Stated goal:
Reproduce every record exactly as it appears, but not the pictures.

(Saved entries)

▼▼▼

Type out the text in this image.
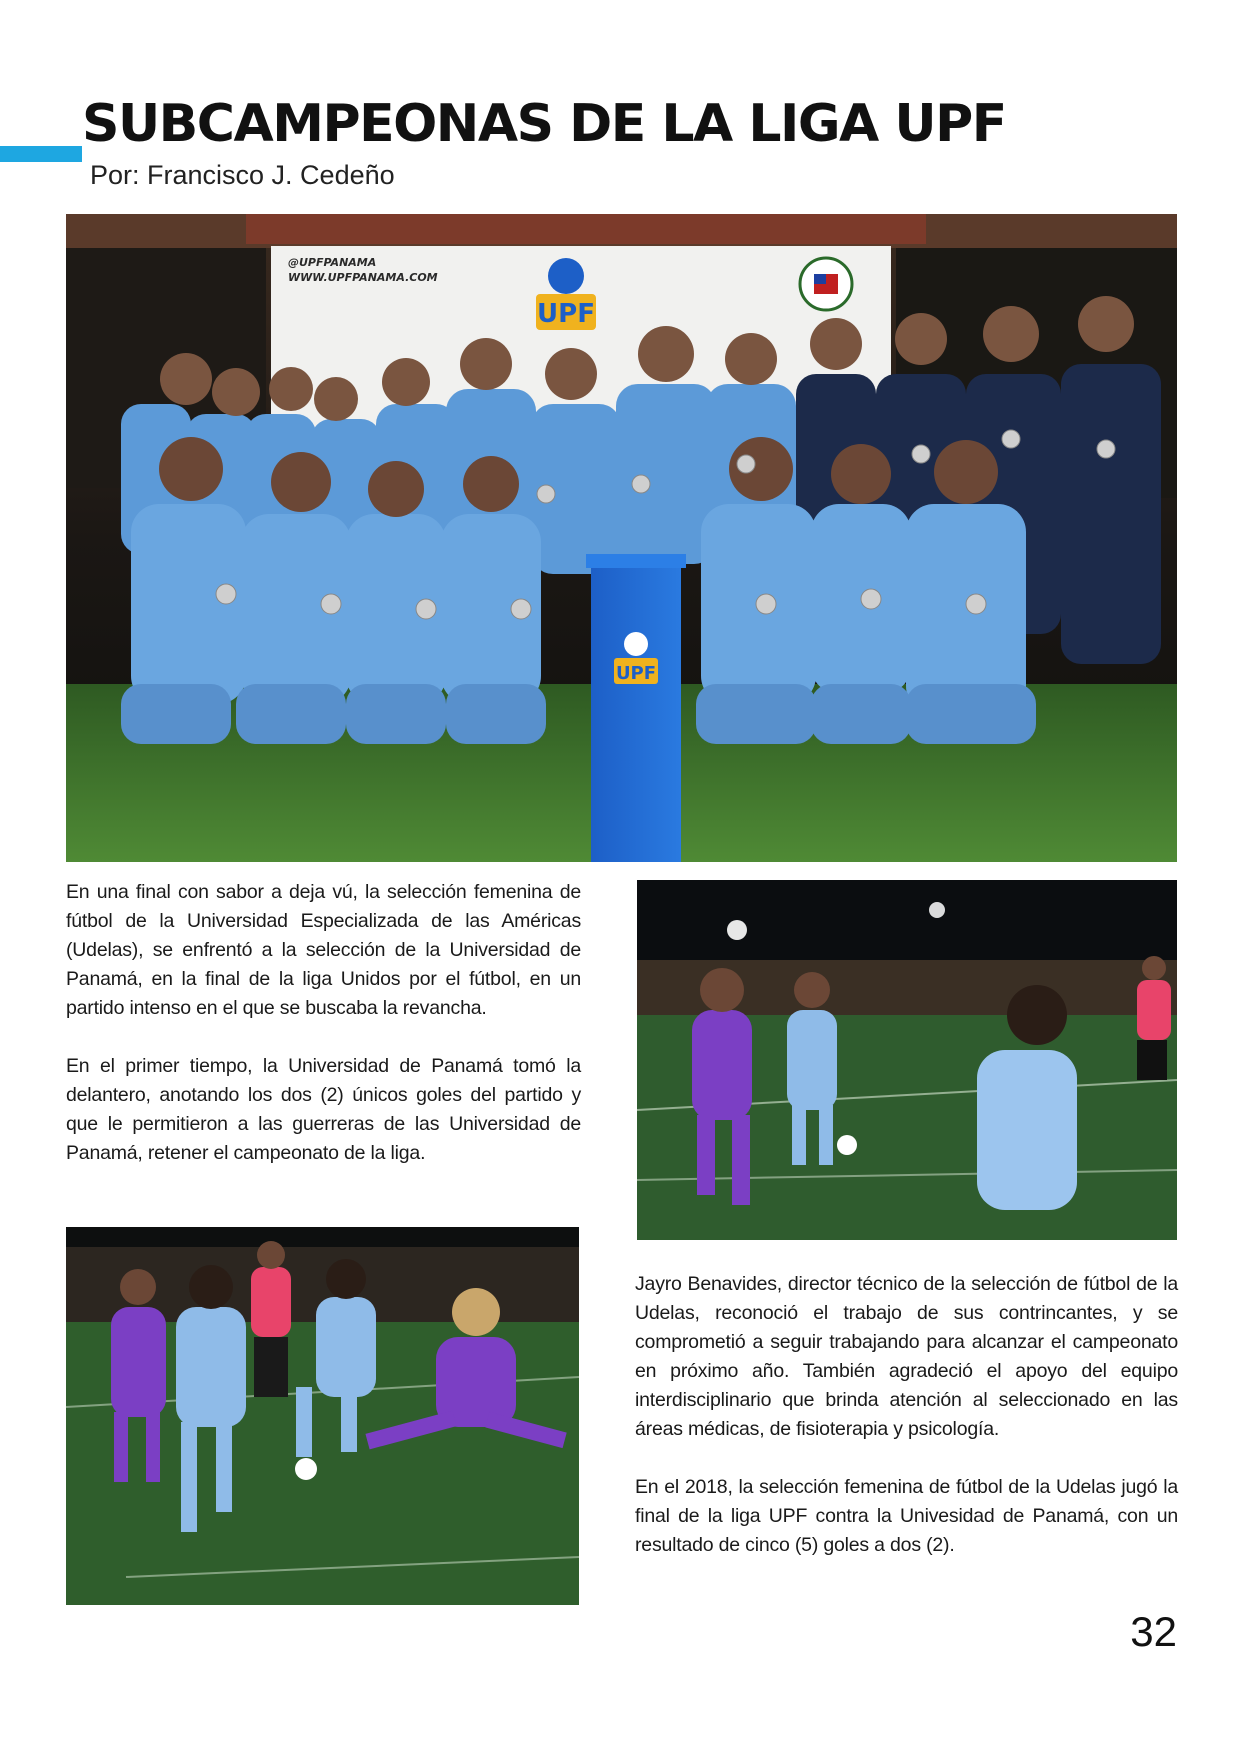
SUBCAMPEONAS DE LA LIGA UPF
Por: Francisco J. Cedeño
UPF
@UPFPANAMA
WWW.UPFPANAMA.COM
UPF

En una final con sabor a deja vú, la selección femenina de fútbol de la Universidad Especializada de las Américas (Udelas), se enfrentó a la selección de la Universidad de Panamá, en la final de la liga Unidos por el fútbol, en un partido intenso en el que se buscaba la revancha.

En el primer tiempo, la Universidad de Panamá tomó la delantero, anotando los dos (2) únicos goles del partido y que le permitieron a las guerreras de las Universidad de Panamá, retener el campeonato de la liga.

Jayro Benavides, director técnico de la selección de fútbol de la Udelas, reconoció el trabajo de sus contrincantes, y se comprometió a seguir trabajando para alcanzar el campeonato en próximo año. También agradeció el apoyo del equipo interdisciplinario que brinda atención al seleccionado en las áreas médicas, de fisioterapia y psicología.

En el 2018, la selección femenina de fútbol de la Udelas jugó la final de la liga UPF contra la Univesidad de Panamá, con un resultado de cinco (5) goles a dos (2).

32
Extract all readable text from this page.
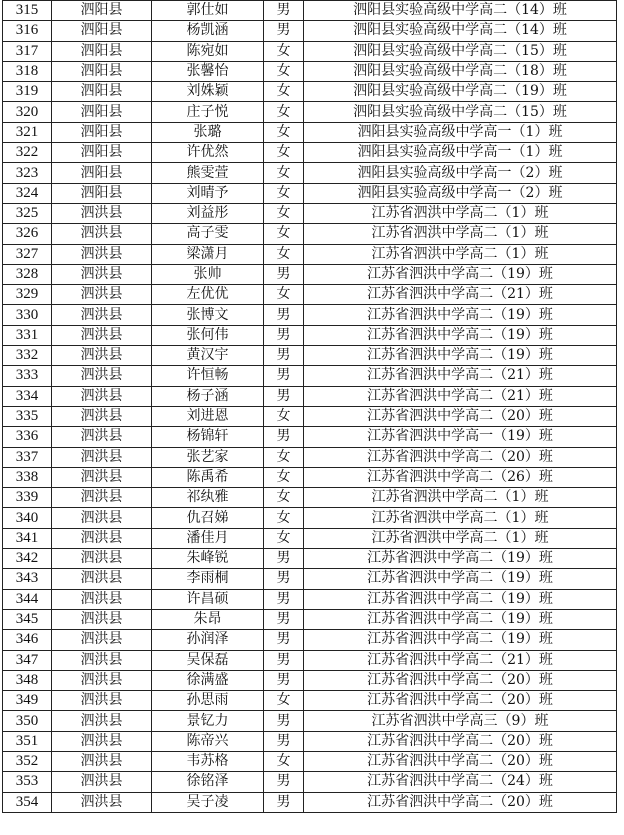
315	泗阳县	郭仕如	男	泗阳县实验高级中学高二（14）班
316	泗阳县	杨凯涵	男	泗阳县实验高级中学高二（14）班
317	泗阳县	陈宛如	女	泗阳县实验高级中学高二（15）班
318	泗阳县	张馨怡	女	泗阳县实验高级中学高二（18）班
319	泗阳县	刘姝颖	女	泗阳县实验高级中学高二（19）班
320	泗阳县	庄子悦	女	泗阳县实验高级中学高二（15）班
321	泗阳县	张璐	女	泗阳县实验高级中学高一（1）班
322	泗阳县	许优然	女	泗阳县实验高级中学高一（1）班
323	泗阳县	熊雯萱	女	泗阳县实验高级中学高一（2）班
324	泗阳县	刘晴予	女	泗阳县实验高级中学高一（2）班
325	泗洪县	刘益彤	女	江苏省泗洪中学高二（1）班
326	泗洪县	高子雯	女	江苏省泗洪中学高二（1）班
327	泗洪县	梁潇月	女	江苏省泗洪中学高二（1）班
328	泗洪县	张帅	男	江苏省泗洪中学高二（19）班
329	泗洪县	左优优	女	江苏省泗洪中学高二（21）班
330	泗洪县	张博文	男	江苏省泗洪中学高二（19）班
331	泗洪县	张何伟	男	江苏省泗洪中学高二（19）班
332	泗洪县	黄汉宇	男	江苏省泗洪中学高二（19）班
333	泗洪县	许恒畅	男	江苏省泗洪中学高二（21）班
334	泗洪县	杨子涵	男	江苏省泗洪中学高二（21）班
335	泗洪县	刘进恩	女	江苏省泗洪中学高二（20）班
336	泗洪县	杨锦轩	男	江苏省泗洪中学高一（19）班
337	泗洪县	张艺家	女	江苏省泗洪中学高二（20）班
338	泗洪县	陈禹希	女	江苏省泗洪中学高二（26）班
339	泗洪县	祁纨雅	女	江苏省泗洪中学高二（1）班
340	泗洪县	仇召娣	女	江苏省泗洪中学高二（1）班
341	泗洪县	潘佳月	女	江苏省泗洪中学高二（1）班
342	泗洪县	朱峰锐	男	江苏省泗洪中学高二（19）班
343	泗洪县	李雨桐	男	江苏省泗洪中学高二（19）班
344	泗洪县	许昌硕	男	江苏省泗洪中学高二（19）班
345	泗洪县	朱昂	男	江苏省泗洪中学高二（19）班
346	泗洪县	孙润泽	男	江苏省泗洪中学高二（19）班
347	泗洪县	吴保磊	男	江苏省泗洪中学高二（21）班
348	泗洪县	徐满盛	男	江苏省泗洪中学高二（20）班
349	泗洪县	孙思雨	女	江苏省泗洪中学高二（20）班
350	泗洪县	景钇力	男	江苏省泗洪中学高三（9）班
351	泗洪县	陈帝兴	男	江苏省泗洪中学高二（20）班
352	泗洪县	韦苏格	女	江苏省泗洪中学高二（20）班
353	泗洪县	徐铭泽	男	江苏省泗洪中学高二（24）班
354	泗洪县	吴子凌	男	江苏省泗洪中学高二（20）班
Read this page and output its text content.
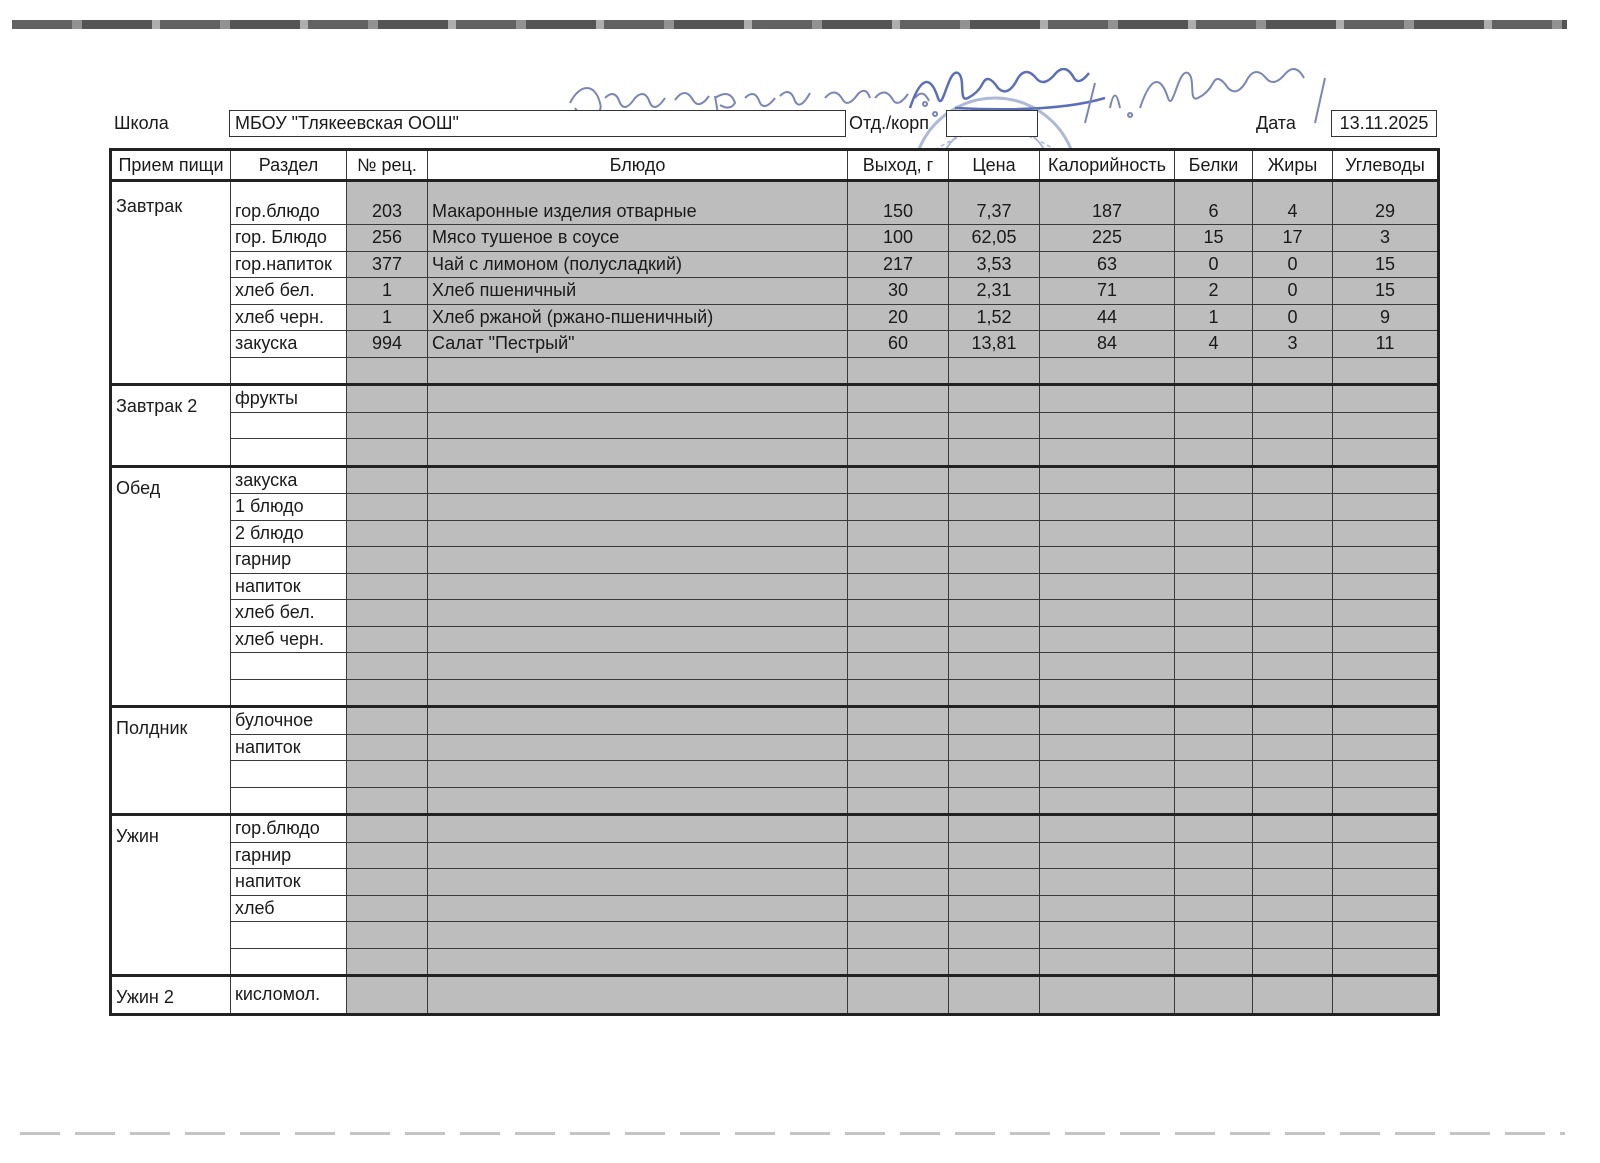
Школа	МБОУ "Тлякеевская ООШ"	Отд./корп	Дата	13.11.2025
Прием пищи	Раздел	№ рец.	Блюдо	Выход, г	Цена	Калорийность	Белки	Жиры	Углеводы
Завтрак	гор.блюдо	203	Макаронные изделия отварные	150	7,37	187	6	4	29
	гор. Блюдо	256	Мясо тушеное в соусе	100	62,05	225	15	17	3
	гор.напиток	377	Чай с лимоном (полусладкий)	217	3,53	63	0	0	15
	хлеб бел.	1	Хлеб пшеничный	30	2,31	71	2	0	15
	хлеб черн.	1	Хлеб ржаной (ржано-пшеничный)	20	1,52	44	1	0	9
	закуска	994	Салат "Пестрый"	60	13,81	84	4	3	11

Завтрак 2	фрукты								

Обед	закуска								
	1 блюдо								
	2 блюдо								
	гарнир								
	напиток								
	хлеб бел.								
	хлеб черн.								

Полдник	булочное								
	напиток								

Ужин	гор.блюдо								
	гарнир								
	напиток								
	хлеб								

Ужин 2	кисломол.								
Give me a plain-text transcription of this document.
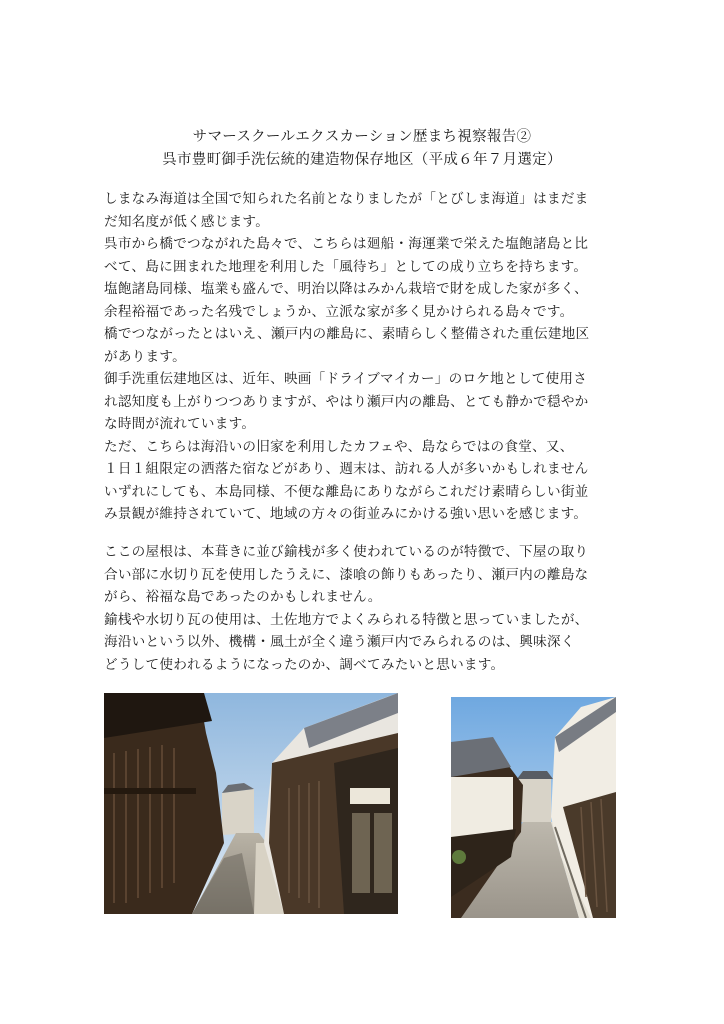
サマースクールエクスカーション歴まち視察報告②
呉市豊町御手洗伝統的建造物保存地区（平成６年７月選定）

しまなみ海道は全国で知られた名前となりましたが「とびしま海道」はまだま

だ知名度が低く感じます。

呉市から橋でつながれた島々で、こちらは廻船・海運業で栄えた塩飽諸島と比

べて、島に囲まれた地理を利用した「風待ち」としての成り立ちを持ちます。

塩飽諸島同様、塩業も盛んで、明治以降はみかん栽培で財を成した家が多く、

余程裕福であった名残でしょうか、立派な家が多く見かけられる島々です。

橋でつながったとはいえ、瀬戸内の離島に、素晴らしく整備された重伝建地区

があります。

御手洗重伝建地区は、近年、映画「ドライブマイカー」のロケ地として使用さ

れ認知度も上がりつつありますが、やはり瀬戸内の離島、とても静かで穏やか

な時間が流れています。

ただ、こちらは海沿いの旧家を利用したカフェや、島ならではの食堂、又、

１日１組限定の洒落た宿などがあり、週末は、訪れる人が多いかもしれません

いずれにしても、本島同様、不便な離島にありながらこれだけ素晴らしい街並

み景観が維持されていて、地域の方々の街並みにかける強い思いを感じます。

ここの屋根は、本葺きに並び鍮桟が多く使われているのが特徴で、下屋の取り

合い部に水切り瓦を使用したうえに、漆喰の飾りもあったり、瀬戸内の離島な

がら、裕福な島であったのかもしれません。

鍮桟や水切り瓦の使用は、土佐地方でよくみられる特徴と思っていましたが、

海沿いという以外、機構・風土が全く違う瀬戸内でみられるのは、興味深く

どうして使われるようになったのか、調べてみたいと思います。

▲▲▲

Reply:
Type out the text in this image.
SUBCAMPEONAS DE LA LIGA UPF
Por: Francisco J. Cedeño
UPF
@UPFPANAMA
WWW.UPFPANAMA.COM
UPF

En una final con sabor a deja vú, la selección femenina de fútbol de la Universidad Especializada de las Américas (Udelas), se enfrentó a la selección de la Universidad de Panamá, en la final de la liga Unidos por el fútbol, en un partido intenso en el que se buscaba la revancha.

En el primer tiempo, la Universidad de Panamá tomó la delantero, anotando los dos (2) únicos goles del partido y que le permitieron a las guerreras de las Universidad de Panamá, retener el campeonato de la liga.

Jayro Benavides, director técnico de la selección de fútbol de la Udelas, reconoció el trabajo de sus contrincantes, y se comprometió a seguir trabajando para alcanzar el campeonato en próximo año. También agradeció el apoyo del equipo interdisciplinario que brinda atención al seleccionado en las áreas médicas, de fisioterapia y psicología.

En el 2018, la selección femenina de fútbol de la Udelas jugó la final de la liga UPF contra la Univesidad de Panamá, con un resultado de cinco (5) goles a dos (2).

32
Extract all readable text from this page.
315	泗阳县	郭仕如	男	泗阳县实验高级中学高二（14）班
316	泗阳县	杨凯涵	男	泗阳县实验高级中学高二（14）班
317	泗阳县	陈宛如	女	泗阳县实验高级中学高二（15）班
318	泗阳县	张馨怡	女	泗阳县实验高级中学高二（18）班
319	泗阳县	刘姝颖	女	泗阳县实验高级中学高二（19）班
320	泗阳县	庄子悦	女	泗阳县实验高级中学高二（15）班
321	泗阳县	张璐	女	泗阳县实验高级中学高一（1）班
322	泗阳县	许优然	女	泗阳县实验高级中学高一（1）班
323	泗阳县	熊雯萱	女	泗阳县实验高级中学高一（2）班
324	泗阳县	刘晴予	女	泗阳县实验高级中学高一（2）班
325	泗洪县	刘益彤	女	江苏省泗洪中学高二（1）班
326	泗洪县	高子雯	女	江苏省泗洪中学高二（1）班
327	泗洪县	梁潇月	女	江苏省泗洪中学高二（1）班
328	泗洪县	张帅	男	江苏省泗洪中学高二（19）班
329	泗洪县	左优优	女	江苏省泗洪中学高二（21）班
330	泗洪县	张博文	男	江苏省泗洪中学高二（19）班
331	泗洪县	张何伟	男	江苏省泗洪中学高二（19）班
332	泗洪县	黄汉宇	男	江苏省泗洪中学高二（19）班
333	泗洪县	许恒畅	男	江苏省泗洪中学高二（21）班
334	泗洪县	杨子涵	男	江苏省泗洪中学高二（21）班
335	泗洪县	刘进恩	女	江苏省泗洪中学高二（20）班
336	泗洪县	杨锦轩	男	江苏省泗洪中学高一（19）班
337	泗洪县	张艺家	女	江苏省泗洪中学高二（20）班
338	泗洪县	陈禹希	女	江苏省泗洪中学高二（26）班
339	泗洪县	祁纨雅	女	江苏省泗洪中学高二（1）班
340	泗洪县	仇召娣	女	江苏省泗洪中学高二（1）班
341	泗洪县	潘佳月	女	江苏省泗洪中学高二（1）班
342	泗洪县	朱峰锐	男	江苏省泗洪中学高二（19）班
343	泗洪县	李雨桐	男	江苏省泗洪中学高二（19）班
344	泗洪县	许昌硕	男	江苏省泗洪中学高二（19）班
345	泗洪县	朱昂	男	江苏省泗洪中学高二（19）班
346	泗洪县	孙润泽	男	江苏省泗洪中学高二（19）班
347	泗洪县	吴保磊	男	江苏省泗洪中学高二（21）班
348	泗洪县	徐满盛	男	江苏省泗洪中学高二（20）班
349	泗洪县	孙思雨	女	江苏省泗洪中学高二（20）班
350	泗洪县	景钇力	男	江苏省泗洪中学高三（9）班
351	泗洪县	陈帝兴	男	江苏省泗洪中学高二（20）班
352	泗洪县	韦苏格	女	江苏省泗洪中学高二（20）班
353	泗洪县	徐铭泽	男	江苏省泗洪中学高二（24）班
354	泗洪县	吴子凌	男	江苏省泗洪中学高二（20）班
Read this page and output its text content.
Школа	МБОУ "Тлякеевская ООШ"	Отд./корп	Дата	13.11.2025
Прием пищи	Раздел	№ рец.	Блюдо	Выход, г	Цена	Калорийность	Белки	Жиры	Углеводы
Завтрак	гор.блюдо	203	Макаронные изделия отварные	150	7,37	187	6	4	29
	гор. Блюдо	256	Мясо тушеное в соусе	100	62,05	225	15	17	3
	гор.напиток	377	Чай с лимоном (полусладкий)	217	3,53	63	0	0	15
	хлеб бел.	1	Хлеб пшеничный	30	2,31	71	2	0	15
	хлеб черн.	1	Хлеб ржаной (ржано-пшеничный)	20	1,52	44	1	0	9
	закуска	994	Салат "Пестрый"	60	13,81	84	4	3	11

Завтрак 2	фрукты								

Обед	закуска								
	1 блюдо								
	2 блюдо								
	гарнир								
	напиток								
	хлеб бел.								
	хлеб черн.								

Полдник	булочное								
	напиток								

Ужин	гор.блюдо								
	гарнир								
	напиток								
	хлеб								

Ужин 2	кисломол.								
Give me a plain-text transcription of this document.
サマースクールエクスカーション歴まち視察報告②
呉市豊町御手洗伝統的建造物保存地区（平成６年７月選定）

しまなみ海道は全国で知られた名前となりましたが「とびしま海道」はまだま

だ知名度が低く感じます。

呉市から橋でつながれた島々で、こちらは廻船・海運業で栄えた塩飽諸島と比

べて、島に囲まれた地理を利用した「風待ち」としての成り立ちを持ちます。

塩飽諸島同様、塩業も盛んで、明治以降はみかん栽培で財を成した家が多く、

余程裕福であった名残でしょうか、立派な家が多く見かけられる島々です。

橋でつながったとはいえ、瀬戸内の離島に、素晴らしく整備された重伝建地区

があります。

御手洗重伝建地区は、近年、映画「ドライブマイカー」のロケ地として使用さ

れ認知度も上がりつつありますが、やはり瀬戸内の離島、とても静かで穏やか

な時間が流れています。

ただ、こちらは海沿いの旧家を利用したカフェや、島ならではの食堂、又、

１日１組限定の洒落た宿などがあり、週末は、訪れる人が多いかもしれません

いずれにしても、本島同様、不便な離島にありながらこれだけ素晴らしい街並

み景観が維持されていて、地域の方々の街並みにかける強い思いを感じます。

ここの屋根は、本葺きに並び鍮桟が多く使われているのが特徴で、下屋の取り

合い部に水切り瓦を使用したうえに、漆喰の飾りもあったり、瀬戸内の離島な

がら、裕福な島であったのかもしれません。

鍮桟や水切り瓦の使用は、土佐地方でよくみられる特徴と思っていましたが、

海沿いという以外、機構・風土が全く違う瀬戸内でみられるのは、興味深く

どうして使われるようになったのか、調べてみたいと思います。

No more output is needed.